====== GIVEN ENTRIES

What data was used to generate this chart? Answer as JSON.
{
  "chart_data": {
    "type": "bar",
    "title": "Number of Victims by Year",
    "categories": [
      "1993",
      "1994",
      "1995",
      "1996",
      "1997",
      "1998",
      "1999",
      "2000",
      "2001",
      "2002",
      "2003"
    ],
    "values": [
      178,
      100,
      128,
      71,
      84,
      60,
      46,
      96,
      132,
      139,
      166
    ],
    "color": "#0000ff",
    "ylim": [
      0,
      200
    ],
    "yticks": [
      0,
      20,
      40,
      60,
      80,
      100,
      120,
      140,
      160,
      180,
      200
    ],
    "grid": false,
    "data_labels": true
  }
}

============

*YOUR OBJECTIVE*.
Repeat the whole listing exactly, keeping every line intact.

*SOLUTION FOR THIS TASK*.
What data was used to generate this chart? Answer as JSON.
{
  "chart_data": {
    "type": "bar",
    "title": "Number of Victims by Year",
    "categories": [
      "1993",
      "1994",
      "1995",
      "1996",
      "1997",
      "1998",
      "1999",
      "2000",
      "2001",
      "2002",
      "2003"
    ],
    "values": [
      178,
      100,
      128,
      71,
      84,
      60,
      46,
      96,
      132,
      139,
      166
    ],
    "color": "#0000ff",
    "ylim": [
      0,
      200
    ],
    "yticks": [
      0,
      20,
      40,
      60,
      80,
      100,
      120,
      140,
      160,
      180,
      200
    ],
    "grid": false,
    "data_labels": true
  }
}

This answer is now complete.